• _PROVIDED ENTRIES_:

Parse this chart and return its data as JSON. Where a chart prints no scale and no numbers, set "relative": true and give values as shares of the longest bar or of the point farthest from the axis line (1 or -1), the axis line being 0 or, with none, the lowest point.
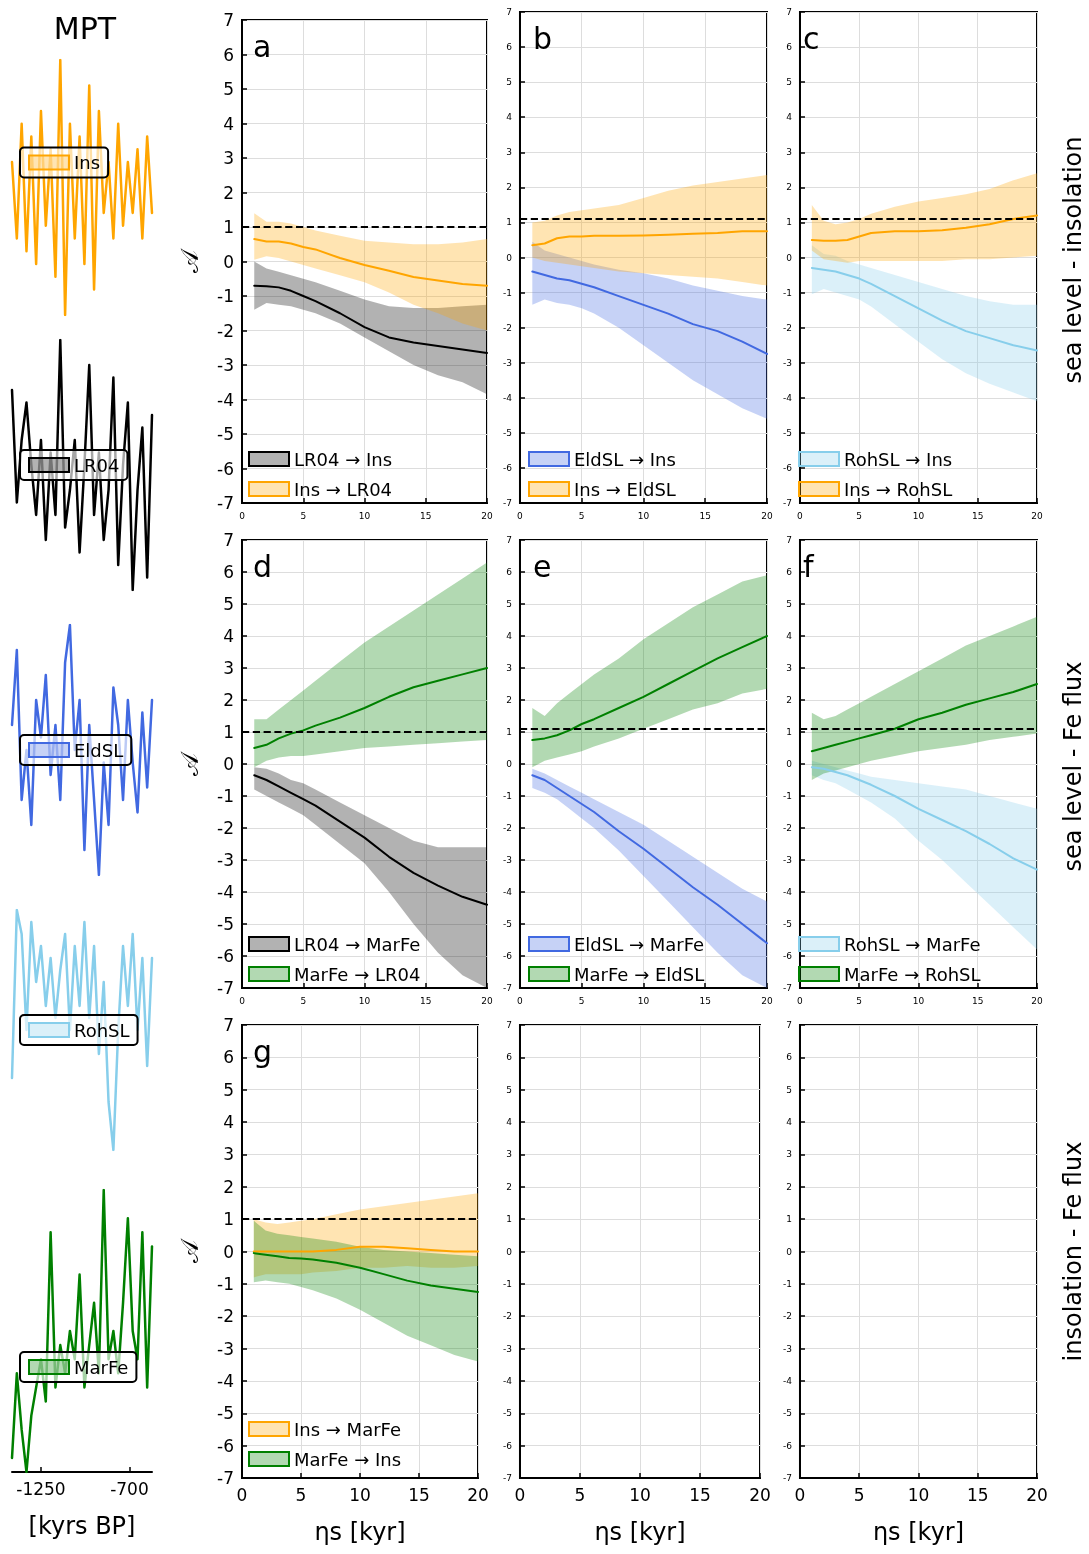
{
  "chart_data": [
    {
      "type": "line",
      "title": "a",
      "ylabel": "𝒜",
      "x": [
        1,
        2,
        3,
        4,
        5,
        6,
        8,
        10,
        12,
        14,
        16,
        18,
        20
      ],
      "xlim": [
        0,
        20
      ],
      "xticks": [
        0,
        5,
        10,
        15,
        20
      ],
      "ylim": [
        -7,
        7
      ],
      "yticks": [
        -7,
        -6,
        -5,
        -4,
        -3,
        -2,
        -1,
        0,
        1,
        2,
        3,
        4,
        5,
        6,
        7
      ],
      "grid": true,
      "legend": "bottom left",
      "ref_lines": [
        {
          "axis": "y",
          "value": 1,
          "color": "#000000",
          "line_style": "dashed"
        }
      ],
      "series": [
        {
          "name": "LR04 → Ins",
          "color": "#000000",
          "values": [
            -0.7,
            -0.72,
            -0.75,
            -0.85,
            -1.0,
            -1.15,
            -1.5,
            -1.9,
            -2.2,
            -2.35,
            -2.45,
            -2.55,
            -2.65
          ],
          "upper": [
            0,
            -0.2,
            -0.3,
            -0.4,
            -0.5,
            -0.6,
            -0.85,
            -1.1,
            -1.3,
            -1.35,
            -1.35,
            -1.3,
            -1.25
          ],
          "lower": [
            -1.4,
            -1.2,
            -1.25,
            -1.3,
            -1.4,
            -1.5,
            -1.8,
            -2.2,
            -2.6,
            -3.0,
            -3.3,
            -3.5,
            -3.85
          ]
        },
        {
          "name": "Ins → LR04",
          "color": "#ffa500",
          "values": [
            0.65,
            0.58,
            0.58,
            0.52,
            0.42,
            0.35,
            0.1,
            -0.1,
            -0.27,
            -0.45,
            -0.55,
            -0.65,
            -0.7
          ],
          "upper": [
            1.4,
            1.15,
            1.15,
            1.1,
            1.0,
            0.9,
            0.75,
            0.6,
            0.55,
            0.5,
            0.5,
            0.55,
            0.65
          ],
          "lower": [
            0.05,
            0.15,
            0.1,
            0,
            -0.1,
            -0.2,
            -0.4,
            -0.6,
            -0.9,
            -1.25,
            -1.5,
            -1.8,
            -2.0
          ]
        }
      ]
    },
    {
      "type": "line",
      "title": "b",
      "x": [
        1,
        2,
        3,
        4,
        5,
        6,
        8,
        10,
        12,
        14,
        16,
        18,
        20
      ],
      "xlim": [
        0,
        20
      ],
      "xticks": [
        0,
        5,
        10,
        15,
        20
      ],
      "ylim": [
        -7,
        7
      ],
      "yticks": [
        -7,
        -6,
        -5,
        -4,
        -3,
        -2,
        -1,
        0,
        1,
        2,
        3,
        4,
        5,
        6,
        7
      ],
      "grid": true,
      "legend": "bottom left",
      "ref_lines": [
        {
          "axis": "y",
          "value": 1.1,
          "color": "#000000",
          "line_style": "dashed"
        }
      ],
      "series": [
        {
          "name": "EldSL → Ins",
          "color": "#4169e1",
          "values": [
            -0.4,
            -0.5,
            -0.6,
            -0.65,
            -0.75,
            -0.85,
            -1.1,
            -1.35,
            -1.6,
            -1.9,
            -2.1,
            -2.4,
            -2.75
          ],
          "upper": [
            0.45,
            0.2,
            0.1,
            0,
            -0.1,
            -0.2,
            -0.35,
            -0.45,
            -0.6,
            -0.8,
            -0.95,
            -1.1,
            -1.2
          ],
          "lower": [
            -1.35,
            -1.2,
            -1.3,
            -1.35,
            -1.45,
            -1.6,
            -2.0,
            -2.5,
            -3.0,
            -3.5,
            -3.9,
            -4.3,
            -4.6
          ]
        },
        {
          "name": "Ins → EldSL",
          "color": "#ffa500",
          "values": [
            0.35,
            0.4,
            0.55,
            0.6,
            0.6,
            0.62,
            0.62,
            0.63,
            0.65,
            0.68,
            0.7,
            0.75,
            0.75
          ],
          "upper": [
            1.0,
            1.05,
            1.2,
            1.3,
            1.35,
            1.4,
            1.5,
            1.7,
            1.9,
            2.05,
            2.15,
            2.25,
            2.35
          ],
          "lower": [
            0,
            -0.1,
            -0.15,
            -0.2,
            -0.25,
            -0.3,
            -0.4,
            -0.45,
            -0.5,
            -0.55,
            -0.6,
            -0.7,
            -0.8
          ]
        }
      ]
    },
    {
      "type": "line",
      "title": "c",
      "annotations": [
        "sea level - insolation"
      ],
      "x": [
        1,
        2,
        3,
        4,
        5,
        6,
        8,
        10,
        12,
        14,
        16,
        18,
        20
      ],
      "xlim": [
        0,
        20
      ],
      "xticks": [
        0,
        5,
        10,
        15,
        20
      ],
      "ylim": [
        -7,
        7
      ],
      "yticks": [
        -7,
        -6,
        -5,
        -4,
        -3,
        -2,
        -1,
        0,
        1,
        2,
        3,
        4,
        5,
        6,
        7
      ],
      "grid": true,
      "legend": "bottom left",
      "ref_lines": [
        {
          "axis": "y",
          "value": 1.1,
          "color": "#000000",
          "line_style": "dashed"
        }
      ],
      "series": [
        {
          "name": "RohSL → Ins",
          "color": "#87ceeb",
          "values": [
            -0.3,
            -0.35,
            -0.4,
            -0.5,
            -0.6,
            -0.75,
            -1.1,
            -1.45,
            -1.8,
            -2.1,
            -2.3,
            -2.5,
            -2.65
          ],
          "upper": [
            0.35,
            0.1,
            0.05,
            -0.1,
            -0.2,
            -0.3,
            -0.5,
            -0.7,
            -0.9,
            -1.1,
            -1.25,
            -1.35,
            -1.35
          ],
          "lower": [
            -1.05,
            -0.9,
            -1.0,
            -1.1,
            -1.2,
            -1.4,
            -1.9,
            -2.4,
            -2.9,
            -3.3,
            -3.6,
            -3.85,
            -4.1
          ]
        },
        {
          "name": "Ins → RohSL",
          "color": "#ffa500",
          "values": [
            0.5,
            0.48,
            0.48,
            0.5,
            0.6,
            0.7,
            0.75,
            0.75,
            0.78,
            0.85,
            0.95,
            1.1,
            1.2
          ],
          "upper": [
            1.5,
            1.05,
            0.95,
            1.0,
            1.1,
            1.25,
            1.45,
            1.6,
            1.7,
            1.8,
            1.95,
            2.2,
            2.4
          ],
          "lower": [
            0.2,
            -0.05,
            -0.1,
            -0.15,
            -0.1,
            -0.1,
            -0.1,
            -0.1,
            -0.1,
            -0.05,
            -0.05,
            0,
            0.05
          ]
        }
      ]
    },
    {
      "type": "line",
      "title": "d",
      "ylabel": "𝒜",
      "x": [
        1,
        2,
        3,
        4,
        5,
        6,
        8,
        10,
        12,
        14,
        16,
        18,
        20
      ],
      "xlim": [
        0,
        20
      ],
      "xticks": [
        0,
        5,
        10,
        15,
        20
      ],
      "ylim": [
        -7,
        7
      ],
      "yticks": [
        -7,
        -6,
        -5,
        -4,
        -3,
        -2,
        -1,
        0,
        1,
        2,
        3,
        4,
        5,
        6,
        7
      ],
      "grid": true,
      "legend": "bottom left",
      "ref_lines": [
        {
          "axis": "y",
          "value": 1,
          "color": "#000000",
          "line_style": "dashed"
        }
      ],
      "series": [
        {
          "name": "LR04 → MarFe",
          "color": "#000000",
          "values": [
            -0.35,
            -0.5,
            -0.7,
            -0.9,
            -1.1,
            -1.3,
            -1.8,
            -2.3,
            -2.9,
            -3.4,
            -3.8,
            -4.15,
            -4.4
          ],
          "upper": [
            -0.1,
            -0.15,
            -0.3,
            -0.5,
            -0.6,
            -0.8,
            -1.2,
            -1.6,
            -2.0,
            -2.4,
            -2.6,
            -2.6,
            -2.6
          ],
          "lower": [
            -0.8,
            -1.0,
            -1.2,
            -1.4,
            -1.6,
            -1.9,
            -2.5,
            -3.1,
            -4.0,
            -5.0,
            -5.9,
            -6.6,
            -7.0
          ]
        },
        {
          "name": "MarFe → LR04",
          "color": "#008000",
          "values": [
            0.5,
            0.6,
            0.8,
            0.95,
            1.05,
            1.2,
            1.45,
            1.75,
            2.1,
            2.4,
            2.6,
            2.8,
            3.0
          ],
          "upper": [
            1.4,
            1.4,
            1.7,
            2.0,
            2.3,
            2.6,
            3.2,
            3.8,
            4.3,
            4.8,
            5.3,
            5.8,
            6.3
          ],
          "lower": [
            -0.1,
            0.1,
            0.2,
            0.25,
            0.25,
            0.3,
            0.4,
            0.5,
            0.55,
            0.6,
            0.65,
            0.7,
            0.75
          ]
        }
      ]
    },
    {
      "type": "line",
      "title": "e",
      "x": [
        1,
        2,
        3,
        4,
        5,
        6,
        8,
        10,
        12,
        14,
        16,
        18,
        20
      ],
      "xlim": [
        0,
        20
      ],
      "xticks": [
        0,
        5,
        10,
        15,
        20
      ],
      "ylim": [
        -7,
        7
      ],
      "yticks": [
        -7,
        -6,
        -5,
        -4,
        -3,
        -2,
        -1,
        0,
        1,
        2,
        3,
        4,
        5,
        6,
        7
      ],
      "grid": true,
      "legend": "bottom left",
      "ref_lines": [
        {
          "axis": "y",
          "value": 1.1,
          "color": "#000000",
          "line_style": "dashed"
        }
      ],
      "series": [
        {
          "name": "EldSL → MarFe",
          "color": "#4169e1",
          "values": [
            -0.35,
            -0.5,
            -0.75,
            -1.0,
            -1.25,
            -1.5,
            -2.1,
            -2.65,
            -3.25,
            -3.85,
            -4.4,
            -5.0,
            -5.6
          ],
          "upper": [
            -0.15,
            -0.3,
            -0.5,
            -0.7,
            -0.9,
            -1.1,
            -1.5,
            -1.9,
            -2.4,
            -2.9,
            -3.4,
            -3.9,
            -4.3
          ],
          "lower": [
            -0.75,
            -0.9,
            -1.1,
            -1.4,
            -1.7,
            -2.0,
            -2.7,
            -3.5,
            -4.3,
            -5.1,
            -5.9,
            -6.6,
            -7.0
          ]
        },
        {
          "name": "MarFe → EldSL",
          "color": "#008000",
          "values": [
            0.75,
            0.8,
            0.9,
            1.05,
            1.25,
            1.4,
            1.75,
            2.1,
            2.5,
            2.9,
            3.3,
            3.65,
            4.0
          ],
          "upper": [
            1.75,
            1.5,
            1.9,
            2.2,
            2.5,
            2.8,
            3.3,
            3.9,
            4.4,
            4.9,
            5.3,
            5.7,
            5.9
          ],
          "lower": [
            -0.1,
            0.1,
            0.2,
            0.3,
            0.4,
            0.55,
            0.8,
            1.1,
            1.4,
            1.7,
            1.9,
            2.2,
            2.35
          ]
        }
      ]
    },
    {
      "type": "line",
      "title": "f",
      "annotations": [
        "sea level - Fe flux"
      ],
      "x": [
        1,
        2,
        3,
        4,
        5,
        6,
        8,
        10,
        12,
        14,
        16,
        18,
        20
      ],
      "xlim": [
        0,
        20
      ],
      "xticks": [
        0,
        5,
        10,
        15,
        20
      ],
      "ylim": [
        -7,
        7
      ],
      "yticks": [
        -7,
        -6,
        -5,
        -4,
        -3,
        -2,
        -1,
        0,
        1,
        2,
        3,
        4,
        5,
        6,
        7
      ],
      "grid": true,
      "legend": "bottom left",
      "ref_lines": [
        {
          "axis": "y",
          "value": 1.1,
          "color": "#000000",
          "line_style": "dashed"
        }
      ],
      "series": [
        {
          "name": "RohSL → MarFe",
          "color": "#87ceeb",
          "values": [
            -0.1,
            -0.15,
            -0.25,
            -0.35,
            -0.5,
            -0.65,
            -1.0,
            -1.4,
            -1.75,
            -2.1,
            -2.5,
            -2.95,
            -3.3
          ],
          "upper": [
            0.1,
            0,
            -0.1,
            -0.2,
            -0.3,
            -0.4,
            -0.5,
            -0.6,
            -0.7,
            -0.8,
            -1.0,
            -1.2,
            -1.4
          ],
          "lower": [
            -0.35,
            -0.5,
            -0.6,
            -0.8,
            -1.0,
            -1.2,
            -1.7,
            -2.4,
            -3.0,
            -3.7,
            -4.4,
            -5.1,
            -5.8
          ]
        },
        {
          "name": "MarFe → RohSL",
          "color": "#008000",
          "values": [
            0.4,
            0.5,
            0.6,
            0.7,
            0.8,
            0.9,
            1.1,
            1.4,
            1.6,
            1.85,
            2.05,
            2.25,
            2.5
          ],
          "upper": [
            1.6,
            1.4,
            1.5,
            1.7,
            1.9,
            2.1,
            2.5,
            2.9,
            3.3,
            3.7,
            4.0,
            4.3,
            4.6
          ],
          "lower": [
            -0.5,
            -0.3,
            -0.2,
            -0.1,
            0,
            0.1,
            0.25,
            0.4,
            0.5,
            0.6,
            0.75,
            0.85,
            0.95
          ]
        }
      ]
    },
    {
      "type": "line",
      "title": "g",
      "ylabel": "𝒜",
      "xlabel": "ηs [kyr]",
      "x": [
        1,
        2,
        3,
        4,
        5,
        6,
        8,
        10,
        12,
        14,
        16,
        18,
        20
      ],
      "xlim": [
        0,
        20
      ],
      "xticks": [
        0,
        5,
        10,
        15,
        20
      ],
      "ylim": [
        -7,
        7
      ],
      "yticks": [
        -7,
        -6,
        -5,
        -4,
        -3,
        -2,
        -1,
        0,
        1,
        2,
        3,
        4,
        5,
        6,
        7
      ],
      "grid": true,
      "legend": "bottom left",
      "ref_lines": [
        {
          "axis": "y",
          "value": 1,
          "color": "#000000",
          "line_style": "dashed"
        }
      ],
      "series": [
        {
          "name": "Ins → MarFe",
          "color": "#ffa500",
          "values": [
            0,
            0,
            0,
            0,
            0,
            0,
            0.05,
            0.15,
            0.15,
            0.1,
            0.05,
            0,
            0
          ],
          "upper": [
            1.0,
            0.9,
            0.85,
            0.9,
            0.95,
            1.0,
            1.15,
            1.3,
            1.4,
            1.5,
            1.6,
            1.7,
            1.8
          ],
          "lower": [
            -0.8,
            -0.7,
            -0.7,
            -0.7,
            -0.7,
            -0.65,
            -0.6,
            -0.5,
            -0.5,
            -0.45,
            -0.5,
            -0.5,
            -0.45
          ]
        },
        {
          "name": "MarFe → Ins",
          "color": "#008000",
          "values": [
            -0.05,
            -0.1,
            -0.15,
            -0.2,
            -0.22,
            -0.25,
            -0.35,
            -0.5,
            -0.7,
            -0.9,
            -1.05,
            -1.15,
            -1.25
          ],
          "upper": [
            0.95,
            0.65,
            0.55,
            0.5,
            0.45,
            0.4,
            0.3,
            0.15,
            0.05,
            0,
            -0.05,
            -0.1,
            -0.15
          ],
          "lower": [
            -0.95,
            -0.9,
            -0.95,
            -1.0,
            -1.1,
            -1.2,
            -1.45,
            -1.8,
            -2.2,
            -2.6,
            -2.9,
            -3.2,
            -3.4
          ]
        }
      ]
    },
    {
      "type": "line",
      "xlabel": "ηs [kyr]",
      "xlim": [
        0,
        20
      ],
      "xticks": [
        0,
        5,
        10,
        15,
        20
      ],
      "ylim": [
        -7,
        7
      ],
      "yticks": [
        -7,
        -6,
        -5,
        -4,
        -3,
        -2,
        -1,
        0,
        1,
        2,
        3,
        4,
        5,
        6,
        7
      ],
      "grid": true
    },
    {
      "type": "line",
      "xlabel": "ηs [kyr]",
      "annotations": [
        "insolation - Fe flux"
      ],
      "xlim": [
        0,
        20
      ],
      "xticks": [
        0,
        5,
        10,
        15,
        20
      ],
      "ylim": [
        -7,
        7
      ],
      "yticks": [
        -7,
        -6,
        -5,
        -4,
        -3,
        -2,
        -1,
        0,
        1,
        2,
        3,
        4,
        5,
        6,
        7
      ],
      "grid": true
    },
    {
      "type": "line",
      "title": "MPT",
      "relative": true,
      "tick_labels": false,
      "legend": "left",
      "categories": [
        null,
        null,
        null,
        null,
        null,
        null,
        null,
        null,
        null,
        null,
        null,
        null,
        null,
        null,
        null,
        null,
        null,
        null,
        null,
        null,
        null,
        null,
        null,
        null,
        null,
        null,
        null,
        null,
        null,
        null
      ],
      "series": [
        {
          "name": "Ins",
          "color": "#ffa500",
          "values": [
            0.6,
            0.3,
            0.75,
            0.25,
            0.7,
            0.2,
            0.8,
            0.35,
            0.65,
            0.15,
            1.0,
            0,
            0.75,
            0.3,
            0.7,
            0.2,
            0.9,
            0.1,
            0.8,
            0.4,
            0.6,
            0.3,
            0.75,
            0.35,
            0.6,
            0.4,
            0.65,
            0.3,
            0.7,
            0.4
          ]
        }
      ]
    },
    {
      "type": "line",
      "relative": true,
      "tick_labels": false,
      "legend": "left",
      "categories": [
        null,
        null,
        null,
        null,
        null,
        null,
        null,
        null,
        null,
        null,
        null,
        null,
        null,
        null,
        null,
        null,
        null,
        null,
        null,
        null,
        null,
        null,
        null,
        null,
        null,
        null,
        null,
        null,
        null,
        null
      ],
      "series": [
        {
          "name": "LR04",
          "color": "#000000",
          "values": [
            0.8,
            0.35,
            0.6,
            0.75,
            0.5,
            0.3,
            0.6,
            0.2,
            0.55,
            0.3,
            1.0,
            0.25,
            0.4,
            0.6,
            0.15,
            0.5,
            0.9,
            0.3,
            0.55,
            0.2,
            0.4,
            0.85,
            0.1,
            0.5,
            0.75,
            0,
            0.4,
            0.65,
            0.05,
            0.7
          ]
        }
      ]
    },
    {
      "type": "line",
      "relative": true,
      "tick_labels": false,
      "legend": "left",
      "categories": [
        null,
        null,
        null,
        null,
        null,
        null,
        null,
        null,
        null,
        null,
        null,
        null,
        null,
        null,
        null,
        null,
        null,
        null,
        null,
        null,
        null,
        null,
        null,
        null,
        null,
        null,
        null,
        null,
        null,
        null
      ],
      "series": [
        {
          "name": "EldSL",
          "color": "#4169e1",
          "values": [
            0.6,
            0.9,
            0.3,
            0.5,
            0.2,
            0.7,
            0.55,
            0.8,
            0.4,
            0.6,
            0.3,
            0.85,
            1.0,
            0.5,
            0.7,
            0.1,
            0.6,
            0.3,
            0,
            0.45,
            0.2,
            0.75,
            0.6,
            0.3,
            0.7,
            0.45,
            0.25,
            0.65,
            0.35,
            0.7
          ]
        }
      ]
    },
    {
      "type": "line",
      "relative": true,
      "tick_labels": false,
      "legend": "left",
      "categories": [
        null,
        null,
        null,
        null,
        null,
        null,
        null,
        null,
        null,
        null,
        null,
        null,
        null,
        null,
        null,
        null,
        null,
        null,
        null,
        null,
        null,
        null,
        null,
        null,
        null,
        null,
        null,
        null,
        null,
        null
      ],
      "series": [
        {
          "name": "RohSL",
          "color": "#87ceeb",
          "values": [
            0.3,
            1.0,
            0.9,
            0.5,
            0.95,
            0.7,
            0.85,
            0.6,
            0.8,
            0.55,
            0.75,
            0.9,
            0.5,
            0.85,
            0.6,
            0.95,
            0.55,
            0.85,
            0.4,
            0.7,
            0.2,
            0,
            0.5,
            0.85,
            0.6,
            0.9,
            0.5,
            0.8,
            0.35,
            0.8
          ]
        }
      ]
    },
    {
      "type": "line",
      "relative": true,
      "tick_labels": "x",
      "legend": "left",
      "xlabel": "[kyrs BP]",
      "xlim": [
        -1430,
        -560
      ],
      "xticks": [
        -1250,
        -700
      ],
      "x": [
        -1430,
        -1400,
        -1370,
        -1340,
        -1310,
        -1280,
        -1250,
        -1220,
        -1190,
        -1160,
        -1130,
        -1100,
        -1070,
        -1040,
        -1010,
        -980,
        -950,
        -920,
        -890,
        -860,
        -830,
        -800,
        -770,
        -740,
        -710,
        -680,
        -650,
        -620,
        -590,
        -560
      ],
      "series": [
        {
          "name": "MarFe",
          "color": "#008000",
          "values": [
            0.05,
            0.35,
            0.15,
            0,
            0.2,
            0.3,
            0.4,
            0.25,
            0.85,
            0.3,
            0.45,
            0.35,
            0.5,
            0.4,
            0.7,
            0.3,
            0.45,
            0.6,
            0.35,
            1.0,
            0.4,
            0.5,
            0.35,
            0.6,
            0.9,
            0.5,
            0.4,
            0.85,
            0.3,
            0.8
          ]
        }
      ]
    }
  ]
}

• _SHORT TASK_: Filter out every line that lacks the word "RohSL", and copy the rest.

• _OUTPUT OF THE TASK_:
          "name": "RohSL → Ins",
          "name": "Ins → RohSL",
          "name": "RohSL → MarFe",
          "name": "MarFe → RohSL",
          "name": "RohSL",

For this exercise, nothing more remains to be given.